Task statement: Render every line of the data below as a JSON list of strings, one string per line, and omit any blank lines.
═════ Input material ═════
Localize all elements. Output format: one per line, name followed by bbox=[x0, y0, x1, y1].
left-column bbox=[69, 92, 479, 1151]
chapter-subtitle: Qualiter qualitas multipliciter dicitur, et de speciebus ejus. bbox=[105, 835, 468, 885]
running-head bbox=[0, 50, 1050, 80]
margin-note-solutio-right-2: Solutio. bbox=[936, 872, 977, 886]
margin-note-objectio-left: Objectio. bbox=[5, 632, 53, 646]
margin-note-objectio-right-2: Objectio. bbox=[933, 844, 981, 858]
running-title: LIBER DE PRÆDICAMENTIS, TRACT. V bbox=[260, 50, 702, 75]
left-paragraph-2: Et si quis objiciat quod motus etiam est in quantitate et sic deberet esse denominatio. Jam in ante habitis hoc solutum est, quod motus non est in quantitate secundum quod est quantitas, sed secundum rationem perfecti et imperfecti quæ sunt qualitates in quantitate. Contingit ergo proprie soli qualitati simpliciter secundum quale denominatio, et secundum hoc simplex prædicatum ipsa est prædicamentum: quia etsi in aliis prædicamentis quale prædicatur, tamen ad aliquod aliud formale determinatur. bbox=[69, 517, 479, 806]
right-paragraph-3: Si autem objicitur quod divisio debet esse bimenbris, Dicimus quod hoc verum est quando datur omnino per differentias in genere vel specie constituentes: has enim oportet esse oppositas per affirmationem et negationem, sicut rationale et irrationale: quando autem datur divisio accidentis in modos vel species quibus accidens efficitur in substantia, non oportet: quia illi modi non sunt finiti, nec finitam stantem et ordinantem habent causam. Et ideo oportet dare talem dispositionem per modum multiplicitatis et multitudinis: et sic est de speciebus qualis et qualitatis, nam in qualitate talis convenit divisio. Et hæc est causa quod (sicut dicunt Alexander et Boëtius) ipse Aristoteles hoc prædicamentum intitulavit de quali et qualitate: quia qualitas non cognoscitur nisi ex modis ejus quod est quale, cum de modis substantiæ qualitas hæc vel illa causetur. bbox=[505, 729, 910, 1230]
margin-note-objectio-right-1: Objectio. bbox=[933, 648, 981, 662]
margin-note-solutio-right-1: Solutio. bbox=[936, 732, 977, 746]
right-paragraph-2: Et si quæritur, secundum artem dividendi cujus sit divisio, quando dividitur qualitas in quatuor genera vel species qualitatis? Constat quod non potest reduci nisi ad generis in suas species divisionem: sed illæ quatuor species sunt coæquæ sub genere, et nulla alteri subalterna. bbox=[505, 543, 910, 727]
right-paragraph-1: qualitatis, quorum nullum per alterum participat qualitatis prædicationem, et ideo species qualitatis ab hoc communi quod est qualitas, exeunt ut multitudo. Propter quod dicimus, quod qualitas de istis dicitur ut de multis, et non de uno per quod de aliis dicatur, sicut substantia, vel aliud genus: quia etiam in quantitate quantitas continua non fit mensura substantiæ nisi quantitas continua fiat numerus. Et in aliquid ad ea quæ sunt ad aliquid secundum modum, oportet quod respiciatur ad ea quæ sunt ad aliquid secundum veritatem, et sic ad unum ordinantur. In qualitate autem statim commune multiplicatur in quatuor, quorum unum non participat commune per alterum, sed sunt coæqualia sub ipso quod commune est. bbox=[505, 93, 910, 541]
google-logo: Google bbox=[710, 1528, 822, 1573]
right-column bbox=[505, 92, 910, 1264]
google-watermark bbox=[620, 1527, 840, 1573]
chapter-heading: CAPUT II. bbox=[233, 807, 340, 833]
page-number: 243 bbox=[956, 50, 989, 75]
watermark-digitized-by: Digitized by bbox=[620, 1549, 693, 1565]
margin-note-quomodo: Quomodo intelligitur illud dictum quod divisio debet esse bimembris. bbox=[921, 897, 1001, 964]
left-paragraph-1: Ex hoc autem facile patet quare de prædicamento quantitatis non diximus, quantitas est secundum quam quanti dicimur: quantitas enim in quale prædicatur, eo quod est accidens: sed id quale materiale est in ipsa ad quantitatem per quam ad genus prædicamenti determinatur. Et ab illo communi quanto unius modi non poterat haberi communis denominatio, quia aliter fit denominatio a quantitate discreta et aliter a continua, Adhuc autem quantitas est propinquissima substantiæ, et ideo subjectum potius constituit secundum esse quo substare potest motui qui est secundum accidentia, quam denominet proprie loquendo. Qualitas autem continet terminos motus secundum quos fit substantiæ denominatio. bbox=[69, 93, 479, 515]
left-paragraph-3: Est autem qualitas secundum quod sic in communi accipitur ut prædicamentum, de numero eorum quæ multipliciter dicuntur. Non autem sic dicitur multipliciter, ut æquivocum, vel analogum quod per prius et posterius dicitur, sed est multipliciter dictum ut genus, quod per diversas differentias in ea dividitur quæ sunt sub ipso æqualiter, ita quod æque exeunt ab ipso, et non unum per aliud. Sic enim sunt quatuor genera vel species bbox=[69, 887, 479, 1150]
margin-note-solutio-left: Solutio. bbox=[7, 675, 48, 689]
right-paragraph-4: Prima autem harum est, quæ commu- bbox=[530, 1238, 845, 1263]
═════
Response below:
[
  "Localize all elements. Output format: one per line, name followed by bbox=[x0, y0, x1, y1].",
  "left-column bbox=[69, 92, 479, 1151]",
  "chapter-subtitle: Qualiter qualitas multipliciter dicitur, et de speciebus ejus. bbox=[105, 835, 468, 885]",
  "running-head bbox=[0, 50, 1050, 80]",
  "margin-note-solutio-right-2: Solutio. bbox=[936, 872, 977, 886]",
  "margin-note-objectio-left: Objectio. bbox=[5, 632, 53, 646]",
  "margin-note-objectio-right-2: Objectio. bbox=[933, 844, 981, 858]",
  "running-title: LIBER DE PRÆDICAMENTIS, TRACT. V bbox=[260, 50, 702, 75]",
  "left-paragraph-2: Et si quis objiciat quod motus etiam est in quantitate et sic deberet esse denominatio. Jam in ante habitis hoc solutum est, quod motus non est in quantitate secundum quod est quantitas, sed secundum rationem perfecti et imperfecti quæ sunt qualitates in quantitate. Contingit ergo proprie soli qualitati simpliciter secundum quale denominatio, et secundum hoc simplex prædicatum ipsa est prædicamentum: quia etsi in aliis prædicamentis quale prædicatur, tamen ad aliquod aliud formale determinatur. bbox=[69, 517, 479, 806]",
  "right-paragraph-3: Si autem objicitur quod divisio debet esse bimenbris, Dicimus quod hoc verum est quando datur omnino per differentias in genere vel specie constituentes: has enim oportet esse oppositas per affirmationem et negationem, sicut rationale et irrationale: quando autem datur divisio accidentis in modos vel species quibus accidens efficitur in substantia, non oportet: quia illi modi non sunt finiti, nec finitam stantem et ordinantem habent causam. Et ideo oportet dare talem dispositionem per modum multiplicitatis et multitudinis: et sic est de speciebus qualis et qualitatis, nam in qualitate talis convenit divisio. Et hæc est causa quod (sicut dicunt Alexander et Boëtius) ipse Aristoteles hoc prædicamentum intitulavit de quali et qualitate: quia qualitas non cognoscitur nisi ex modis ejus quod est quale, cum de modis substantiæ qualitas hæc vel illa causetur. bbox=[505, 729, 910, 1230]",
  "margin-note-objectio-right-1: Objectio. bbox=[933, 648, 981, 662]",
  "margin-note-solutio-right-1: Solutio. bbox=[936, 732, 977, 746]",
  "right-paragraph-2: Et si quæritur, secundum artem dividendi cujus sit divisio, quando dividitur qualitas in quatuor genera vel species qualitatis? Constat quod non potest reduci nisi ad generis in suas species divisionem: sed illæ quatuor species sunt coæquæ sub genere, et nulla alteri subalterna. bbox=[505, 543, 910, 727]",
  "right-paragraph-1: qualitatis, quorum nullum per alterum participat qualitatis prædicationem, et ideo species qualitatis ab hoc communi quod est qualitas, exeunt ut multitudo. Propter quod dicimus, quod qualitas de istis dicitur ut de multis, et non de uno per quod de aliis dicatur, sicut substantia, vel aliud genus: quia etiam in quantitate quantitas continua non fit mensura substantiæ nisi quantitas continua fiat numerus. Et in aliquid ad ea quæ sunt ad aliquid secundum modum, oportet quod respiciatur ad ea quæ sunt ad aliquid secundum veritatem, et sic ad unum ordinantur. In qualitate autem statim commune multiplicatur in quatuor, quorum unum non participat commune per alterum, sed sunt coæqualia sub ipso quod commune est. bbox=[505, 93, 910, 541]",
  "google-logo: Google bbox=[710, 1528, 822, 1573]",
  "right-column bbox=[505, 92, 910, 1264]",
  "google-watermark bbox=[620, 1527, 840, 1573]",
  "chapter-heading: CAPUT II. bbox=[233, 807, 340, 833]",
  "page-number: 243 bbox=[956, 50, 989, 75]",
  "watermark-digitized-by: Digitized by bbox=[620, 1549, 693, 1565]",
  "margin-note-quomodo: Quomodo intelligitur illud dictum quod divisio debet esse bimembris. bbox=[921, 897, 1001, 964]",
  "left-paragraph-1: Ex hoc autem facile patet quare de prædicamento quantitatis non diximus, quantitas est secundum quam quanti dicimur: quantitas enim in quale prædicatur, eo quod est accidens: sed id quale materiale est in ipsa ad quantitatem per quam ad genus prædicamenti determinatur. Et ab illo communi quanto unius modi non poterat haberi communis denominatio, quia aliter fit denominatio a quantitate discreta et aliter a continua, Adhuc autem quantitas est propinquissima substantiæ, et ideo subjectum potius constituit secundum esse quo substare potest motui qui est secundum accidentia, quam denominet proprie loquendo. Qualitas autem continet terminos motus secundum quos fit substantiæ denominatio. bbox=[69, 93, 479, 515]",
  "left-paragraph-3: Est autem qualitas secundum quod sic in communi accipitur ut prædicamentum, de numero eorum quæ multipliciter dicuntur. Non autem sic dicitur multipliciter, ut æquivocum, vel analogum quod per prius et posterius dicitur, sed est multipliciter dictum ut genus, quod per diversas differentias in ea dividitur quæ sunt sub ipso æqualiter, ita quod æque exeunt ab ipso, et non unum per aliud. Sic enim sunt quatuor genera vel species bbox=[69, 887, 479, 1150]",
  "margin-note-solutio-left: Solutio. bbox=[7, 675, 48, 689]",
  "right-paragraph-4: Prima autem harum est, quæ commu- bbox=[530, 1238, 845, 1263]"
]